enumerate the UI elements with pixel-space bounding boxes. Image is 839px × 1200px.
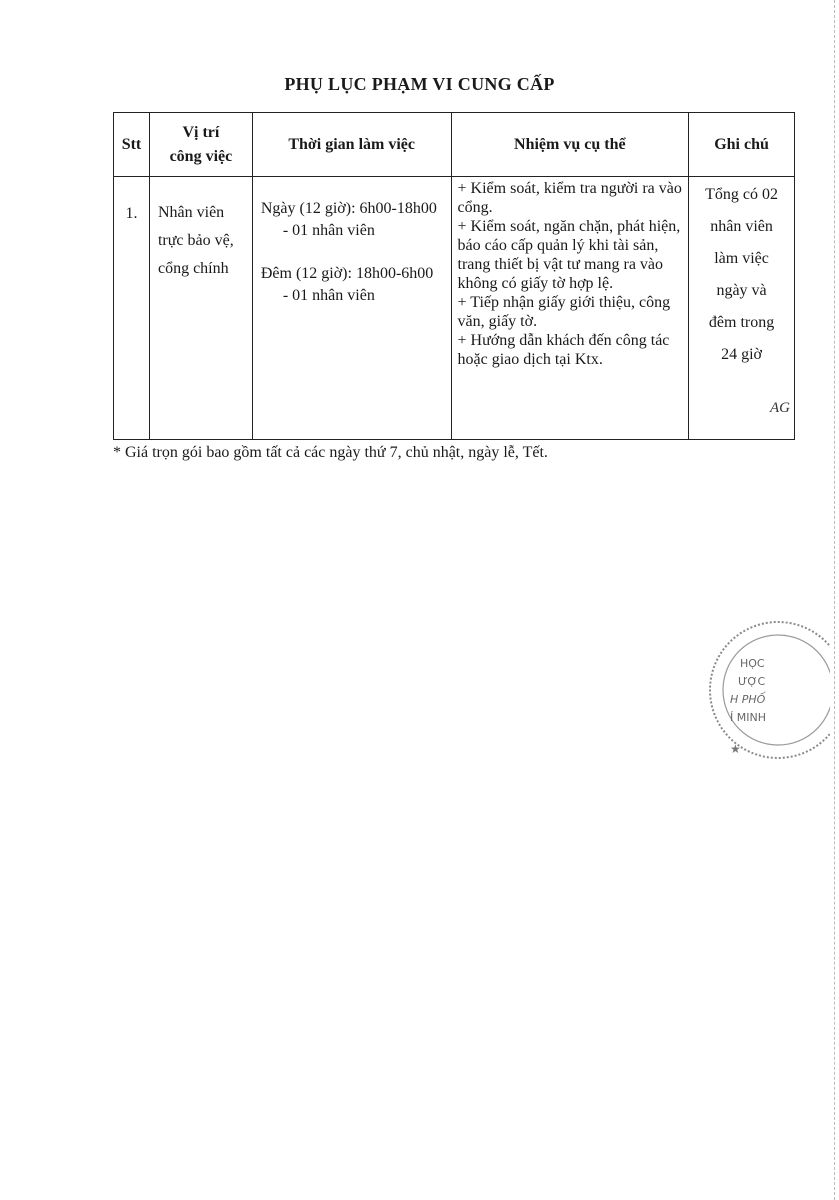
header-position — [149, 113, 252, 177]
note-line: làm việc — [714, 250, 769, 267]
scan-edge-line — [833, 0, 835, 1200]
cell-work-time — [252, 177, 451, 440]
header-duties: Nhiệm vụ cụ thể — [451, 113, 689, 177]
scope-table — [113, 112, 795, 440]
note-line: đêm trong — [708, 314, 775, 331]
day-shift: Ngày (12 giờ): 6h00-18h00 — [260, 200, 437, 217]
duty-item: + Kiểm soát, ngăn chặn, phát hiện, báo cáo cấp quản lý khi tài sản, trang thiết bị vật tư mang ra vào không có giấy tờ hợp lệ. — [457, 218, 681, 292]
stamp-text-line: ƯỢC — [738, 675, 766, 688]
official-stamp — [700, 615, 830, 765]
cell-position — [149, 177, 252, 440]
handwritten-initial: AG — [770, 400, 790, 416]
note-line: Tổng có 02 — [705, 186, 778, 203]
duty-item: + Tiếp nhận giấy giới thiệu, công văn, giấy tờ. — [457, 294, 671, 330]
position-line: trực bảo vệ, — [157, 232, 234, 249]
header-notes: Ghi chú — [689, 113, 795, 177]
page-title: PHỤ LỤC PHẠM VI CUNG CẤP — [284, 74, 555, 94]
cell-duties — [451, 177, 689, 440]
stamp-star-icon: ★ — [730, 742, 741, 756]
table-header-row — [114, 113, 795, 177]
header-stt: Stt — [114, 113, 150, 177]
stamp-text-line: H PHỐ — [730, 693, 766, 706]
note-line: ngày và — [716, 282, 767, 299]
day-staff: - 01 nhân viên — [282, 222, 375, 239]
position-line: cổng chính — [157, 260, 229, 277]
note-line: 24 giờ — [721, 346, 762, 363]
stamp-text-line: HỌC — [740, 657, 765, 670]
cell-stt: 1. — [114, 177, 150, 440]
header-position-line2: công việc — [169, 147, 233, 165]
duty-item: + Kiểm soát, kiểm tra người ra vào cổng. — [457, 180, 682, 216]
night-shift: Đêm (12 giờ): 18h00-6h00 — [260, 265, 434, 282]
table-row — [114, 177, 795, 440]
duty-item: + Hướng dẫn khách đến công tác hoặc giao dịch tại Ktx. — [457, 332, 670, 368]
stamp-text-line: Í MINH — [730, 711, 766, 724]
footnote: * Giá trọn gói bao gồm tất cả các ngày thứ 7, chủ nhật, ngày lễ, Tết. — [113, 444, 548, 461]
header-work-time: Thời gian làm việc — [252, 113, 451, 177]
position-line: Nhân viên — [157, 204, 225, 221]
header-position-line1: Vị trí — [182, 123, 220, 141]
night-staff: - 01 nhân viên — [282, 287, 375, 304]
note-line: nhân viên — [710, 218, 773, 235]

• **AIM**
Please print every row above line for line with no changes, leaving out the pictures.

• **TASK ANSWER**
enumerate the UI elements with pixel-space bounding boxes. Image is 839px × 1200px.
header-position — [149, 113, 252, 177]
note-line: làm việc — [714, 250, 769, 267]
scan-edge-line — [833, 0, 835, 1200]
cell-work-time — [252, 177, 451, 440]
header-duties: Nhiệm vụ cụ thể — [451, 113, 689, 177]
scope-table — [113, 112, 795, 440]
note-line: đêm trong — [708, 314, 775, 331]
day-shift: Ngày (12 giờ): 6h00-18h00 — [260, 200, 437, 217]
duty-item: + Kiểm soát, ngăn chặn, phát hiện, báo cáo cấp quản lý khi tài sản, trang thiết bị vật tư mang ra vào không có giấy tờ hợp lệ. — [457, 218, 681, 292]
stamp-text-line: ƯỢC — [738, 675, 766, 688]
official-stamp — [700, 615, 830, 765]
cell-position — [149, 177, 252, 440]
handwritten-initial: AG — [770, 400, 790, 416]
note-line: Tổng có 02 — [705, 186, 778, 203]
duty-item: + Tiếp nhận giấy giới thiệu, công văn, giấy tờ. — [457, 294, 671, 330]
position-line: trực bảo vệ, — [157, 232, 234, 249]
header-notes: Ghi chú — [689, 113, 795, 177]
page-title: PHỤ LỤC PHẠM VI CUNG CẤP — [284, 74, 555, 94]
cell-duties — [451, 177, 689, 440]
stamp-star-icon: ★ — [730, 742, 741, 756]
table-header-row — [114, 113, 795, 177]
header-stt: Stt — [114, 113, 150, 177]
stamp-text-line: H PHỐ — [730, 693, 766, 706]
note-line: ngày và — [716, 282, 767, 299]
day-staff: - 01 nhân viên — [282, 222, 375, 239]
position-line: cổng chính — [157, 260, 229, 277]
note-line: 24 giờ — [721, 346, 762, 363]
stamp-text-line: HỌC — [740, 657, 765, 670]
cell-stt: 1. — [114, 177, 150, 440]
header-position-line2: công việc — [169, 147, 233, 165]
duty-item: + Kiểm soát, kiểm tra người ra vào cổng. — [457, 180, 682, 216]
night-shift: Đêm (12 giờ): 18h00-6h00 — [260, 265, 434, 282]
table-row — [114, 177, 795, 440]
duty-item: + Hướng dẫn khách đến công tác hoặc giao dịch tại Ktx. — [457, 332, 670, 368]
stamp-text-line: Í MINH — [730, 711, 766, 724]
footnote: * Giá trọn gói bao gồm tất cả các ngày thứ 7, chủ nhật, ngày lễ, Tết. — [113, 444, 548, 461]
header-work-time: Thời gian làm việc — [252, 113, 451, 177]
position-line: Nhân viên — [157, 204, 225, 221]
header-position-line1: Vị trí — [182, 123, 220, 141]
night-staff: - 01 nhân viên — [282, 287, 375, 304]
note-line: nhân viên — [710, 218, 773, 235]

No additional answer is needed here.